-- start DATASET RECORDS --

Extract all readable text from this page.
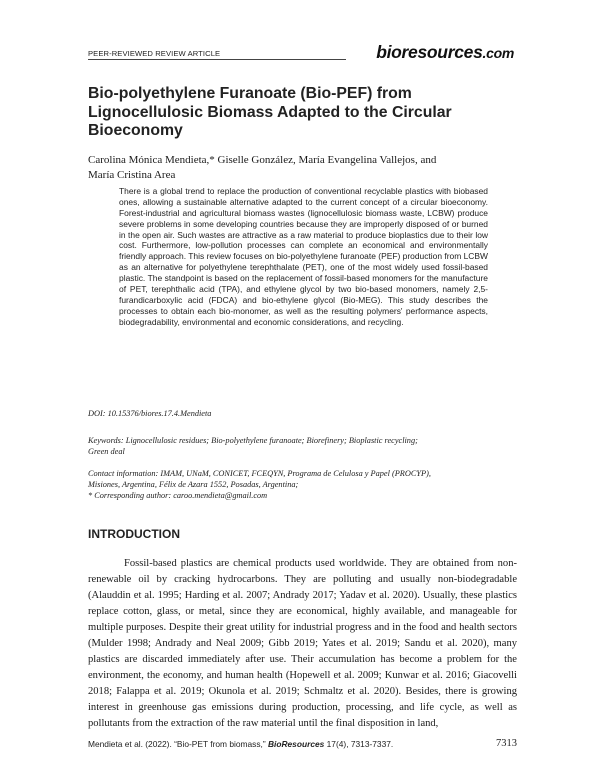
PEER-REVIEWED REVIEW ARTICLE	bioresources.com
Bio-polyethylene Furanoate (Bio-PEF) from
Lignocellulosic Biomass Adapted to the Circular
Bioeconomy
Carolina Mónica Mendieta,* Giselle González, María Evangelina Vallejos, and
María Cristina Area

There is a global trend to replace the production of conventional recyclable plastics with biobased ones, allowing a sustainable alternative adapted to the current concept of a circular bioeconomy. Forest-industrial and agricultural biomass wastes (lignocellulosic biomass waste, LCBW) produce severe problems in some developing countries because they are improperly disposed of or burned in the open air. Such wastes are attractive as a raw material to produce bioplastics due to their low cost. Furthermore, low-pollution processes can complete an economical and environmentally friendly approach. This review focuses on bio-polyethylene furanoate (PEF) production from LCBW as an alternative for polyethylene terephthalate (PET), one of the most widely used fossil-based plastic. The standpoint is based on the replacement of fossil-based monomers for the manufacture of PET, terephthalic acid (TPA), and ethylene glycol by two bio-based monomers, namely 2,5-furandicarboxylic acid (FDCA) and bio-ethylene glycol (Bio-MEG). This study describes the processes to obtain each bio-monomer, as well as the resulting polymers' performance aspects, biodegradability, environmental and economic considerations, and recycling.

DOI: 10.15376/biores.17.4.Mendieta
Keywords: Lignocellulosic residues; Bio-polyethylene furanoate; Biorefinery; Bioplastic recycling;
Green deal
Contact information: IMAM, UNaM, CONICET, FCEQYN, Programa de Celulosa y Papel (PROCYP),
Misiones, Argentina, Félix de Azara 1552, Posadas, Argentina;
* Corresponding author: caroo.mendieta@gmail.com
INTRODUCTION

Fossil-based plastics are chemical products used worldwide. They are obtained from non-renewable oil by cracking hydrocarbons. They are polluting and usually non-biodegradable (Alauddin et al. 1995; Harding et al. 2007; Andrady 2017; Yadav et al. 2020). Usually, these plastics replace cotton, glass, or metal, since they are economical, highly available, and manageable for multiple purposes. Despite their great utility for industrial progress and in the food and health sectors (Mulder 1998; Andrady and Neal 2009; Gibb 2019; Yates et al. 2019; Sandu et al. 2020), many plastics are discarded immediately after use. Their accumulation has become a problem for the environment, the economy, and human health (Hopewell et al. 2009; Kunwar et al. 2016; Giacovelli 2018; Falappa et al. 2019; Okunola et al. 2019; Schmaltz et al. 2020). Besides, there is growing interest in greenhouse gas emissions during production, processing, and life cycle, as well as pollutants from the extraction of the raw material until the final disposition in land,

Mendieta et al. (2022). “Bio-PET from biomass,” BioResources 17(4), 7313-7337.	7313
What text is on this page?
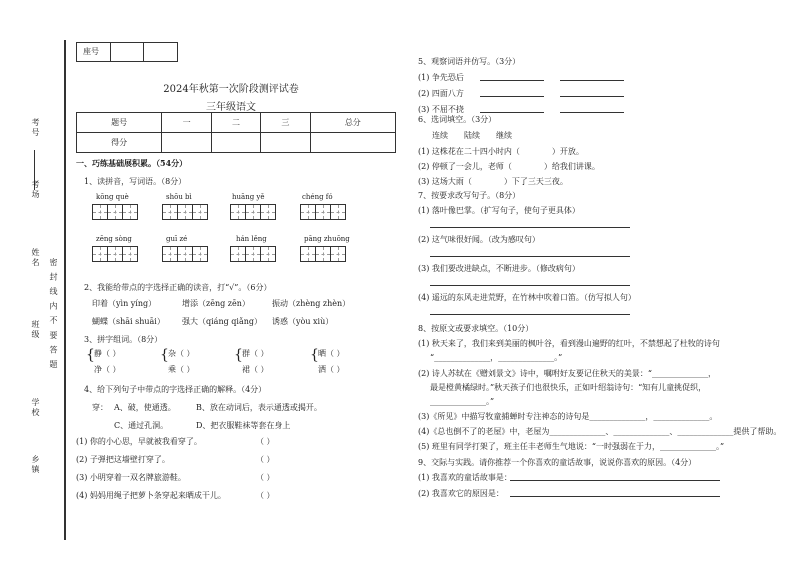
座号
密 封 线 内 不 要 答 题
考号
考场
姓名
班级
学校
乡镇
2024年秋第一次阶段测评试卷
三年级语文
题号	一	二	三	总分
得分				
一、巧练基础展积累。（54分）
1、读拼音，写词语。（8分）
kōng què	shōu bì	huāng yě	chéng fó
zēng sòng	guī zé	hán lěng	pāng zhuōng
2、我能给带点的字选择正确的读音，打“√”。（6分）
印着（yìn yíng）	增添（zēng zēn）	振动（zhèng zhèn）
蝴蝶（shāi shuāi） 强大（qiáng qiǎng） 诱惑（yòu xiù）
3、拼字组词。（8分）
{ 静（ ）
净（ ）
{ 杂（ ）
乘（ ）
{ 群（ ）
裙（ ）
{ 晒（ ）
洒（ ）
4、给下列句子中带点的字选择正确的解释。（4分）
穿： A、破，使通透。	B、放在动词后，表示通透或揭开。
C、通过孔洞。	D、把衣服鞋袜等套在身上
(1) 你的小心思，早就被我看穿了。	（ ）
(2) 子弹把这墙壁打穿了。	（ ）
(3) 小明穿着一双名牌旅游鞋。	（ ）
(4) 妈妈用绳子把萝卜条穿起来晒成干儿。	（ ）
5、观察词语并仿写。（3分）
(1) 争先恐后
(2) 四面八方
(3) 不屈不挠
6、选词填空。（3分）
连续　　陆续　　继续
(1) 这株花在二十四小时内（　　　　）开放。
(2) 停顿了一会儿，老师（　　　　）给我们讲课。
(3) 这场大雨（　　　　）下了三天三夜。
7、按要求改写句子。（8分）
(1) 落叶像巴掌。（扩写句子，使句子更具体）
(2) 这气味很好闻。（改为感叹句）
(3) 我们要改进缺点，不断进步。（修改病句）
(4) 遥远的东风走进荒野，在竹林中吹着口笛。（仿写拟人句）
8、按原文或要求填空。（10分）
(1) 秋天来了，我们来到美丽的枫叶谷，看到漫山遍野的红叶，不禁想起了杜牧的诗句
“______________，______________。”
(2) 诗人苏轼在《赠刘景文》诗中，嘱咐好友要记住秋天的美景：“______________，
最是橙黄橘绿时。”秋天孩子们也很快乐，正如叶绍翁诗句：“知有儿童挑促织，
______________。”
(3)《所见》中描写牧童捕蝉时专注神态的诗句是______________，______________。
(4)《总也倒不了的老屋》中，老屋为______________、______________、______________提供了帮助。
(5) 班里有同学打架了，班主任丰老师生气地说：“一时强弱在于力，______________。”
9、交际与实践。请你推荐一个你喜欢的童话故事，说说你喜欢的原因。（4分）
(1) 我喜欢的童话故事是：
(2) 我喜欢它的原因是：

-- end DATASET RECORDS --
-- start DATASET RECORDS --

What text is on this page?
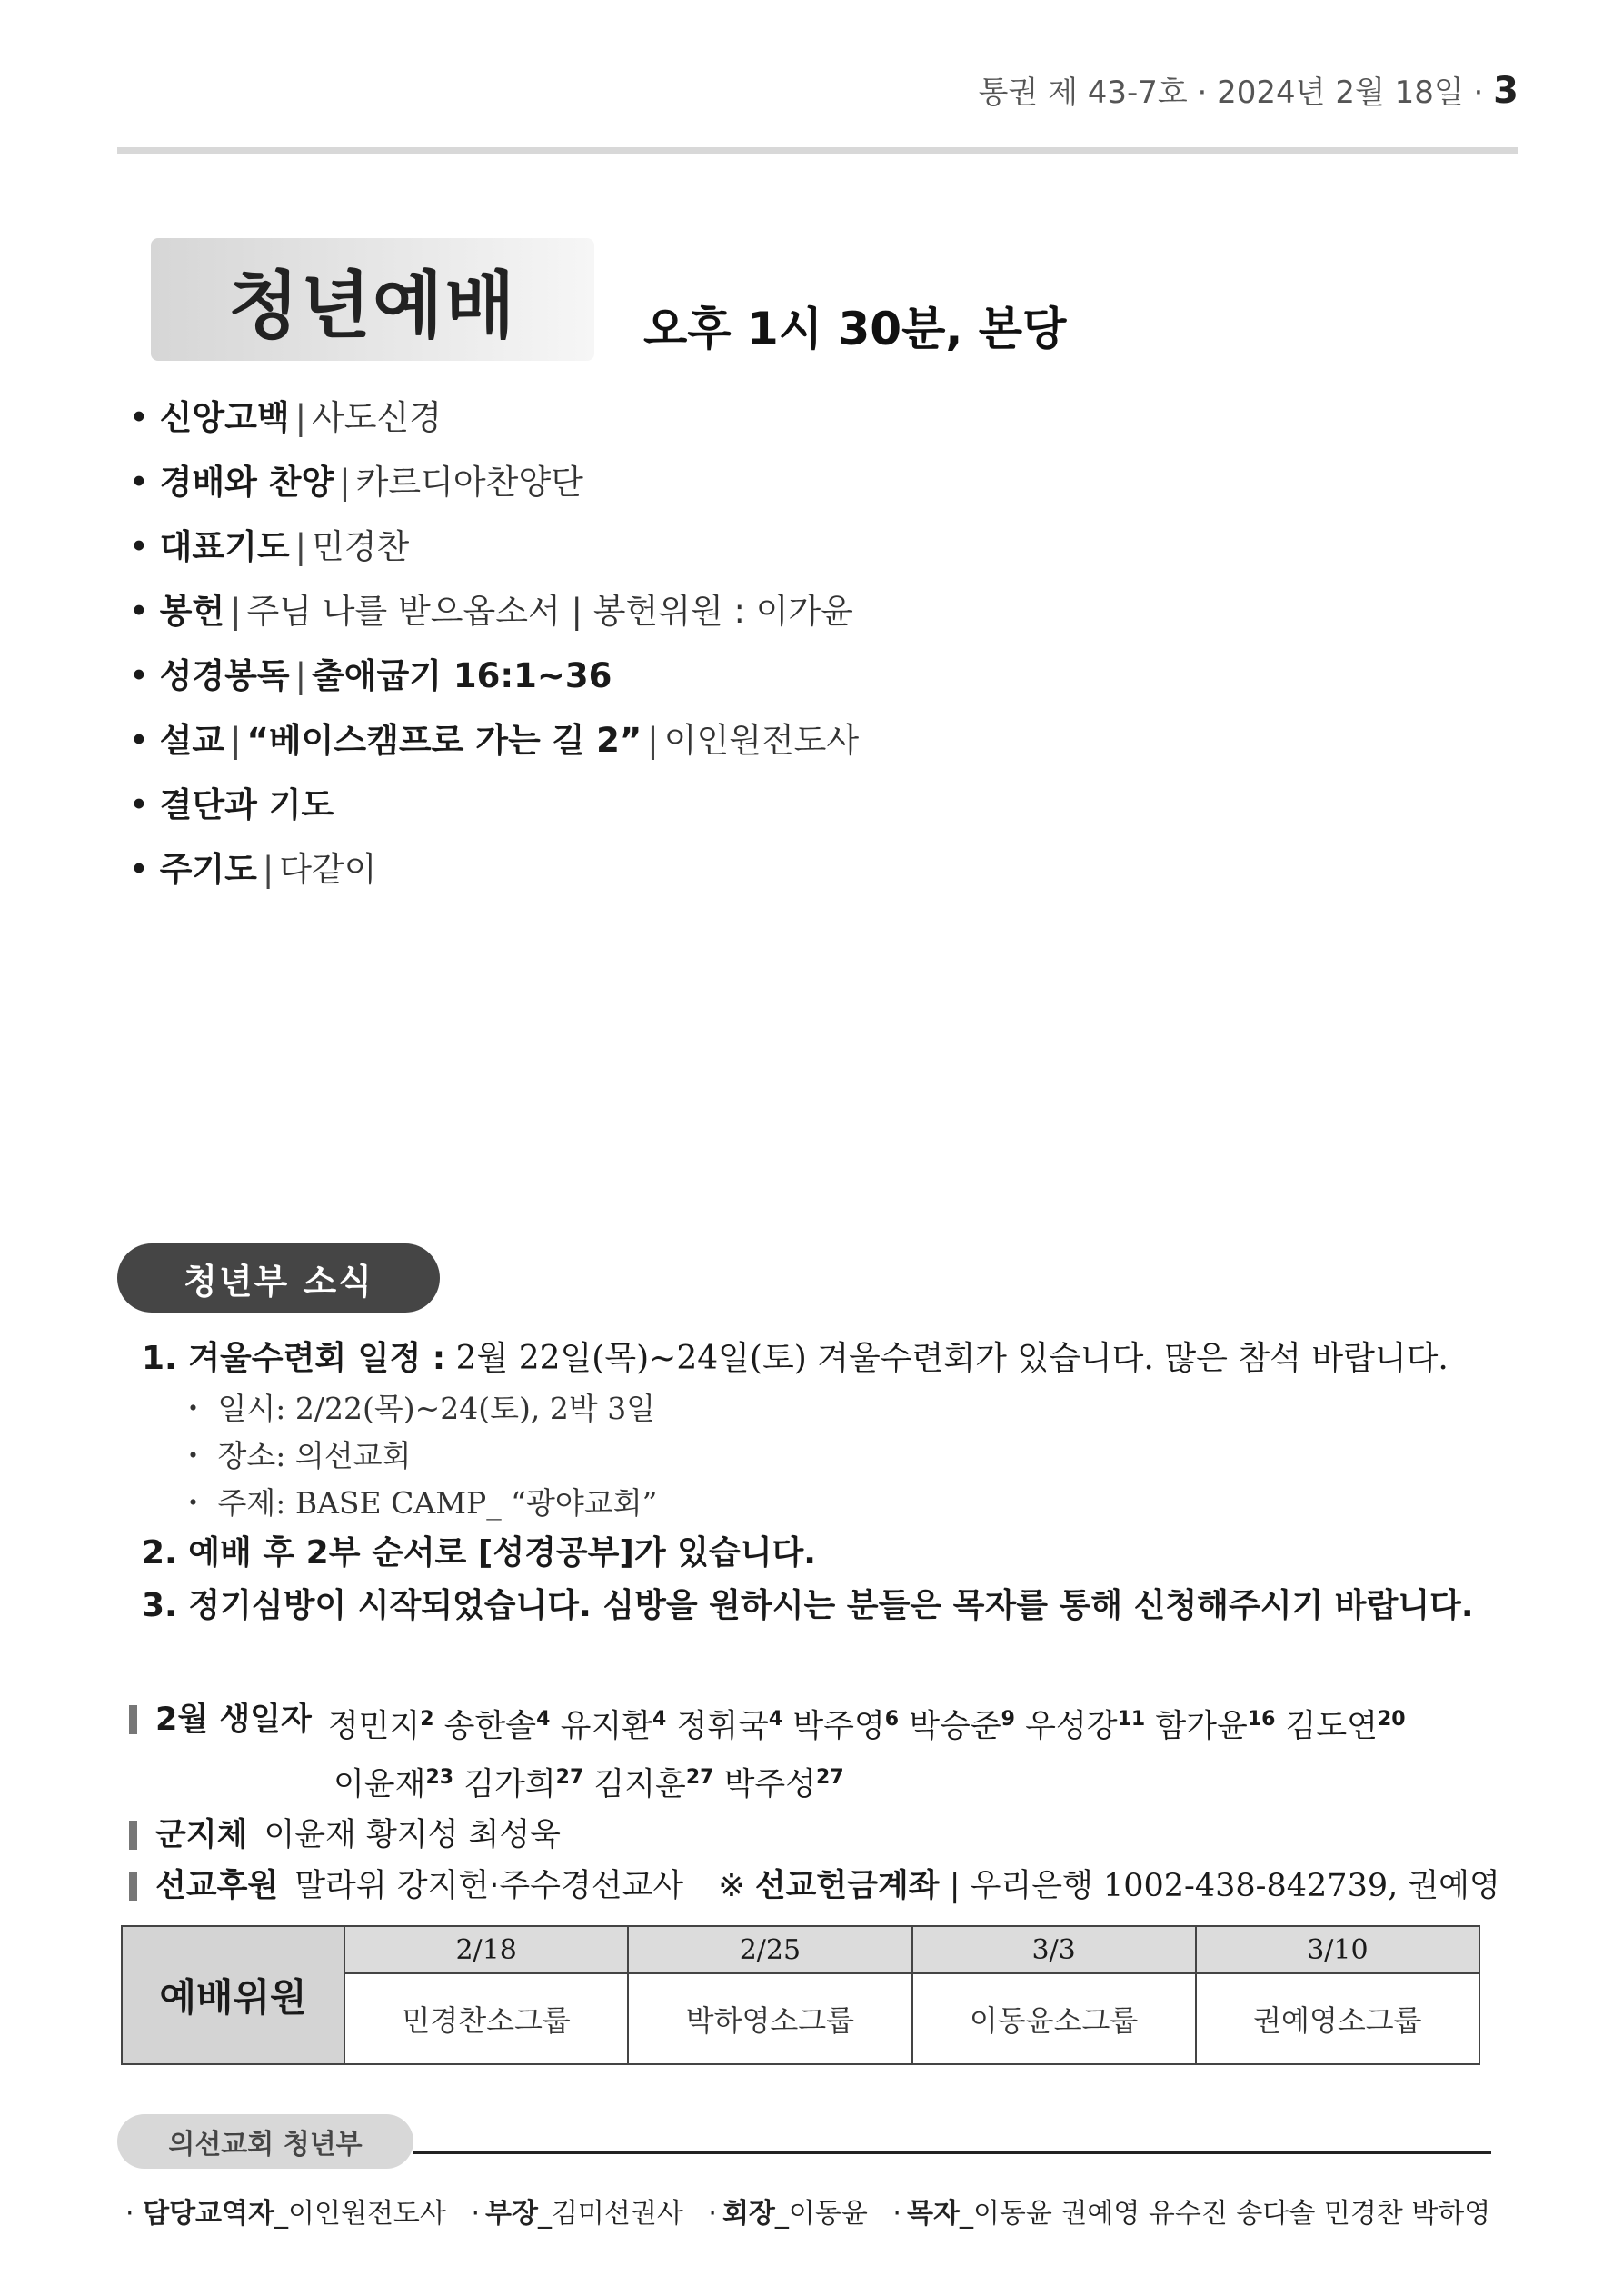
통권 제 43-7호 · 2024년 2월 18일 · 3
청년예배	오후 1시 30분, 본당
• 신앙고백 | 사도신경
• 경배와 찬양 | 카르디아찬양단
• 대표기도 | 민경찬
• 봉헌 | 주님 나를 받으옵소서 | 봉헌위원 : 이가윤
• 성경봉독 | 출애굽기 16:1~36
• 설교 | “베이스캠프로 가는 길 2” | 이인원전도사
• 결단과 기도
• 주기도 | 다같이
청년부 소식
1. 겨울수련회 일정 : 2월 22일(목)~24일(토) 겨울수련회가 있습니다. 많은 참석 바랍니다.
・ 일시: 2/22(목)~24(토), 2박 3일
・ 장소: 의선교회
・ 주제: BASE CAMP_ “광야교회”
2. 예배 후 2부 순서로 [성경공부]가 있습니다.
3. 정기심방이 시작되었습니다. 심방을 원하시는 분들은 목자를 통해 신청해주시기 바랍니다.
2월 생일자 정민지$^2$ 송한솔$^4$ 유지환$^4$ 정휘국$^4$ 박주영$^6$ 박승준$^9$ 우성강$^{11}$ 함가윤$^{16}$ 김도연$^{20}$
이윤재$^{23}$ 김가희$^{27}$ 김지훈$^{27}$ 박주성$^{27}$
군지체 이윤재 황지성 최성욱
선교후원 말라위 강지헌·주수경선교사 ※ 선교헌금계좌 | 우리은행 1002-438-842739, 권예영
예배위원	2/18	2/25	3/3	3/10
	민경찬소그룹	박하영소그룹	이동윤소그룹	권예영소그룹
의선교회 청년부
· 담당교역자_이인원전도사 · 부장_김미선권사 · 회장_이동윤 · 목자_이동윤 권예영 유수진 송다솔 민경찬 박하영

-- end DATASET RECORDS --
-- start DATASET RECORDS --

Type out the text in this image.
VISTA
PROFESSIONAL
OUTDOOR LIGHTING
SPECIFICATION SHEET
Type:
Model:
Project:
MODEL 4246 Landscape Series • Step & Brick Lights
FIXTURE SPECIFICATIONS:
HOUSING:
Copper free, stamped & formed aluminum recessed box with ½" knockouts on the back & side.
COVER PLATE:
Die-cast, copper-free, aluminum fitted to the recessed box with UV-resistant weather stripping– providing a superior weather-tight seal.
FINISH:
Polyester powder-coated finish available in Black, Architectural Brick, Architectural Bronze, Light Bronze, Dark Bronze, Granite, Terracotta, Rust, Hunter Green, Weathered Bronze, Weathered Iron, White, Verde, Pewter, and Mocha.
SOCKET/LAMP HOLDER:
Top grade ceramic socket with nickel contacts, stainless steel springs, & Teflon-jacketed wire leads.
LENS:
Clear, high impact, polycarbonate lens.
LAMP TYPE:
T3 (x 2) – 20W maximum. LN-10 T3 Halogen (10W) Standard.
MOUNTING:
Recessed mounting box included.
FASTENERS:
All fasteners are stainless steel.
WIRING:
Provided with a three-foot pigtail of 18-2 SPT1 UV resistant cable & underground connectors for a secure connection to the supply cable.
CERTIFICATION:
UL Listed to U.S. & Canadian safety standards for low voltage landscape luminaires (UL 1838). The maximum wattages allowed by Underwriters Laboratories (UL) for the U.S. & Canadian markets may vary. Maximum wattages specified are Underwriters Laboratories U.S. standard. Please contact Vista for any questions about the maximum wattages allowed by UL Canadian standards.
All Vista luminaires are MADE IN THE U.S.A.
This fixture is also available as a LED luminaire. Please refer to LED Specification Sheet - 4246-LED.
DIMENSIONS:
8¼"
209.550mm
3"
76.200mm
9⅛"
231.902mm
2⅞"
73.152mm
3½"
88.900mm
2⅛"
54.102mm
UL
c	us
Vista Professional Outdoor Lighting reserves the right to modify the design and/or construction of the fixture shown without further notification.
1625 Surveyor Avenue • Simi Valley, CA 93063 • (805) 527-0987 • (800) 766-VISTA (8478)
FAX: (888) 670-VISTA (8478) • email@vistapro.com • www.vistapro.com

-- end DATASET RECORDS --

- DIRECTION -
From the data, list each line in which the string "steel" appears.

- REPLY TO THE EXERCISE -
Top grade ceramic socket with nickel contacts, stainless steel springs, & Teflon-jacketed wire leads.
All fasteners are stainless steel.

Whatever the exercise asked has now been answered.